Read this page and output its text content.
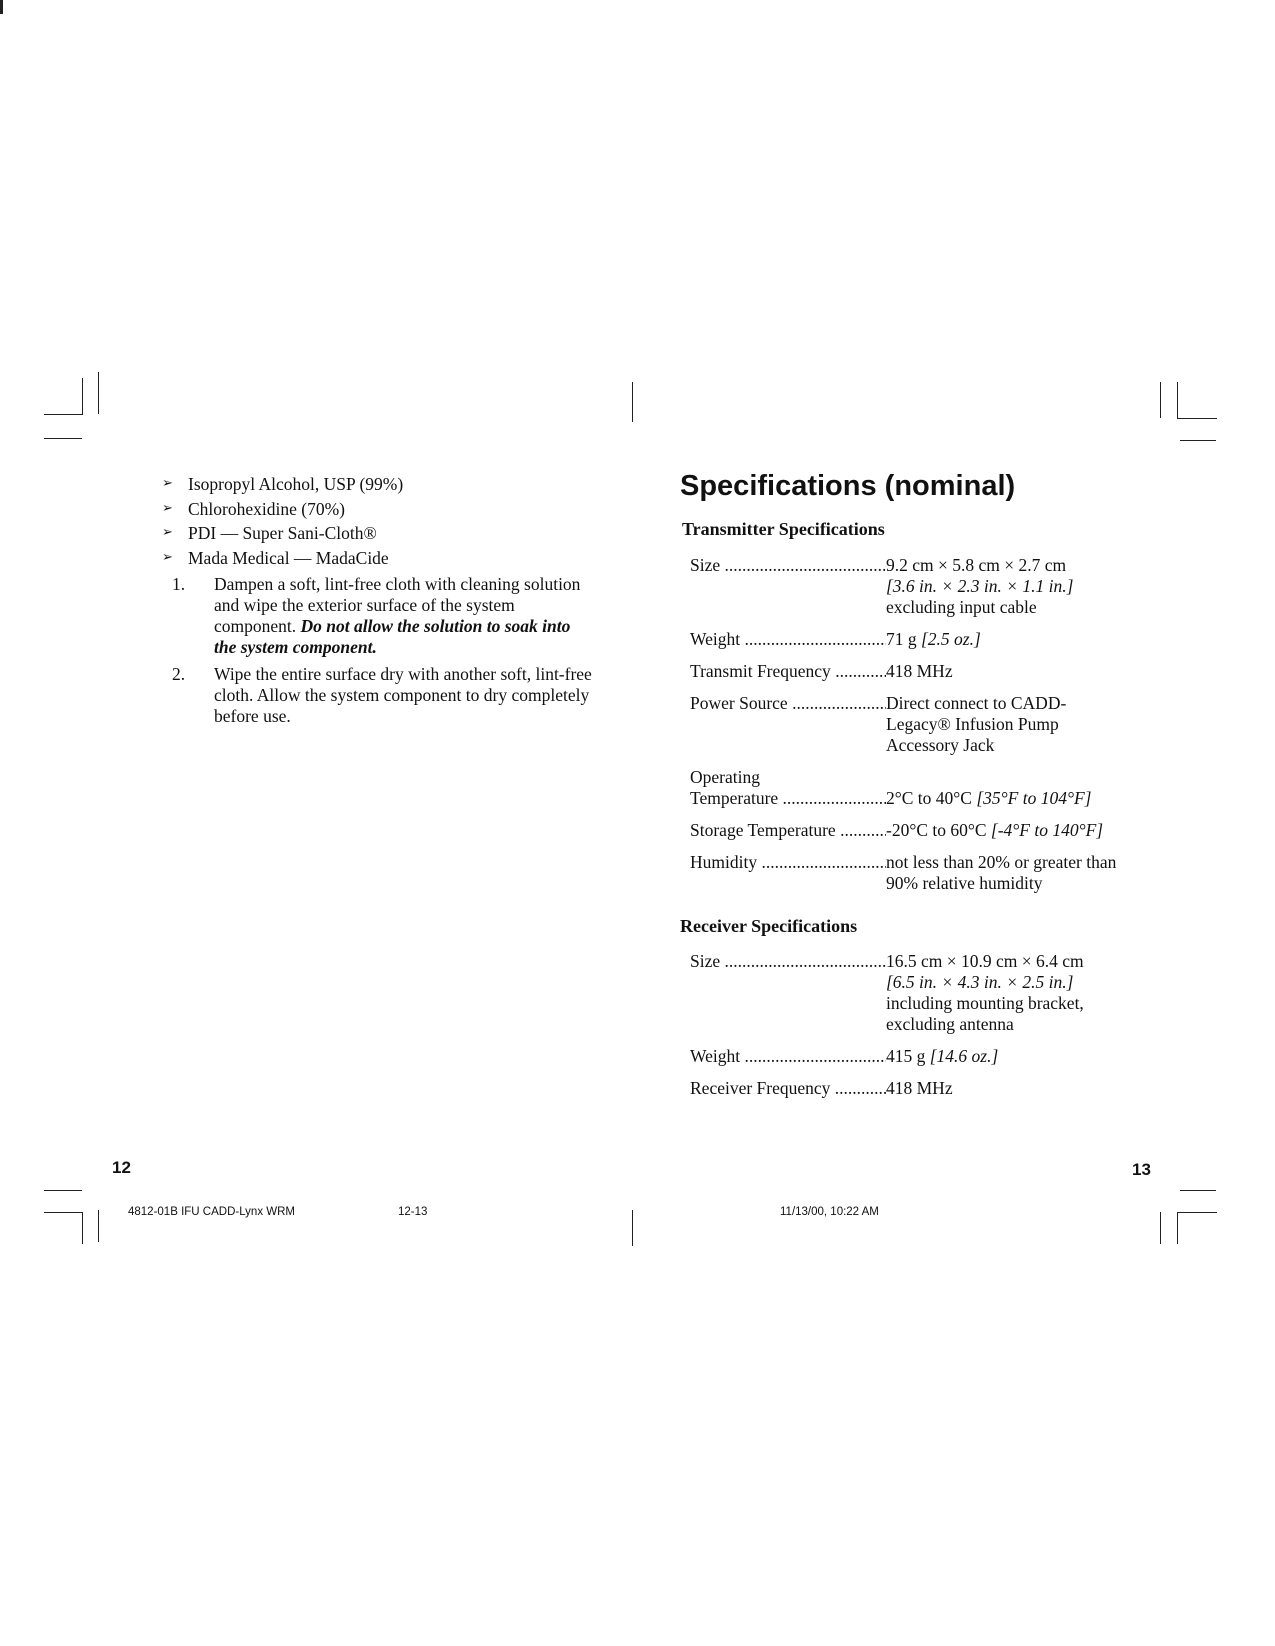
➢ Isopropyl Alcohol, USP (99%)
➢ Chlorohexidine (70%)
➢ PDI — Super Sani-Cloth®
➢ Mada Medical — MadaCide
1.	Dampen a soft, lint-free cloth with cleaning solution and wipe the exterior surface of the system component. Do not allow the solution to soak into the system component.
2.	Wipe the entire surface dry with another soft, lint-free cloth. Allow the system component to dry completely before use.
12
Specifications (nominal)
Transmitter Specifications
Size .....	9.2 cm × 5.8 cm × 2.7 cm
[3.6 in. × 2.3 in. × 1.1 in.]
excluding input cable
Weight .....	71 g [2.5 oz.]
Transmit Frequency .....	418 MHz
Power Source .....	Direct connect to CADD-Legacy® Infusion Pump Accessory Jack
Operating
Temperature .....	2°C to 40°C [35°F to 104°F]
Storage Temperature .....	-20°C to 60°C [-4°F to 140°F]
Humidity .....	not less than 20% or greater than 90% relative humidity
Receiver Specifications
Size .....	16.5 cm × 10.9 cm × 6.4 cm
[6.5 in. × 4.3 in. × 2.5 in.]
including mounting bracket, excluding antenna
Weight .....	415 g [14.6 oz.]
Receiver Frequency .....	418 MHz
13
4812-01B IFU CADD-Lynx WRM	12-13	11/13/00, 10:22 AM
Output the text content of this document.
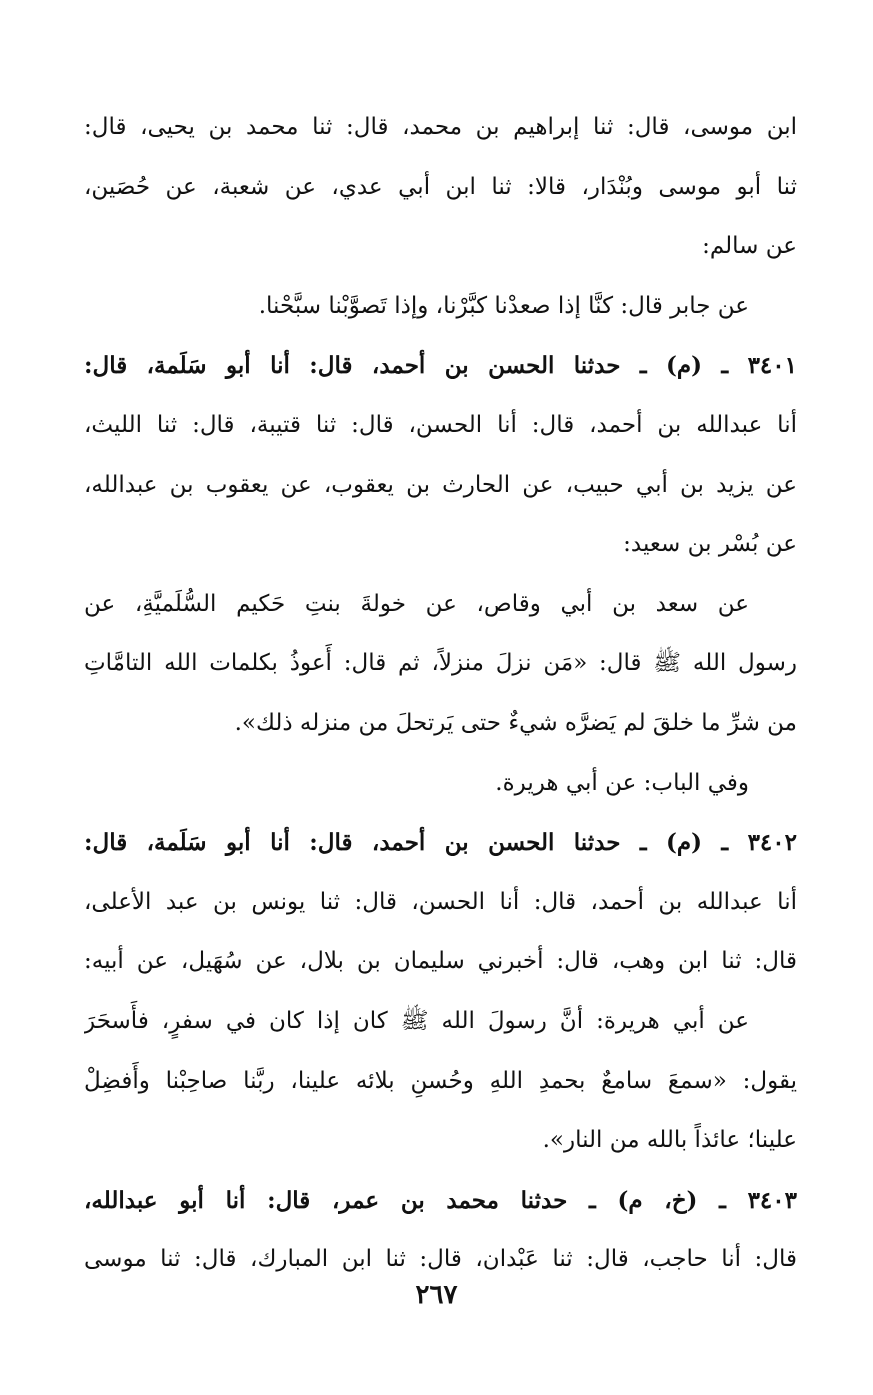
ابن موسى، قال: ثنا إبراهيم بن محمد، قال: ثنا محمد بن يحيى، قال:
ثنا أبو موسى وبُنْدَار، قالا: ثنا ابن أبي عدي، عن شعبة، عن حُصَين،
عن سالم:
عن جابر قال: كنَّا إذا صعدْنا كبَّرْنا، وإذا تَصوَّبْنا سبَّحْنا.
٣٤٠١ ـ (م) ـ حدثنا الحسن بن أحمد، قال: أنا أبو سَلَمة، قال:
أنا عبدالله بن أحمد، قال: أنا الحسن، قال: ثنا قتيبة، قال: ثنا الليث،
عن يزيد بن أبي حبيب، عن الحارث بن يعقوب، عن يعقوب بن عبدالله،
عن بُسْر بن سعيد:
عن سعد بن أبي وقاص، عن خولةَ بنتِ حَكيم السُّلَميَّةِ، عن
رسول الله ﷺ قال: «مَن نزلَ منزلاً، ثم قال: أَعوذُ بكلمات الله التامَّاتِ
من شرِّ ما خلقَ لم يَضرَّه شيءٌ حتى يَرتحلَ من منزله ذلك».
وفي الباب: عن أبي هريرة.
٣٤٠٢ ـ (م) ـ حدثنا الحسن بن أحمد، قال: أنا أبو سَلَمة، قال:
أنا عبدالله بن أحمد، قال: أنا الحسن، قال: ثنا يونس بن عبد الأعلى،
قال: ثنا ابن وهب، قال: أخبرني سليمان بن بلال، عن سُهَيل، عن أبيه:
عن أبي هريرة: أنَّ رسولَ الله ﷺ كان إذا كان في سفرٍ، فأَسحَرَ
يقول: «سمعَ سامعٌ بحمدِ اللهِ وحُسنِ بلائه علينا، ربَّنا صاحِبْنا وأَفضِلْ
علينا؛ عائذاً بالله من النار».
٣٤٠٣ ـ (خ، م) ـ حدثنا محمد بن عمر، قال: أنا أبو عبدالله،
قال: أنا حاجب، قال: ثنا عَبْدان، قال: ثنا ابن المبارك، قال: ثنا موسى
٢٦٧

▶ **Objective**: Go through the listing above and return every line where the word "Receiver" occurs.

▶ **The result**:
Receiver Specifications
Receiver Frequency .....	418 MHz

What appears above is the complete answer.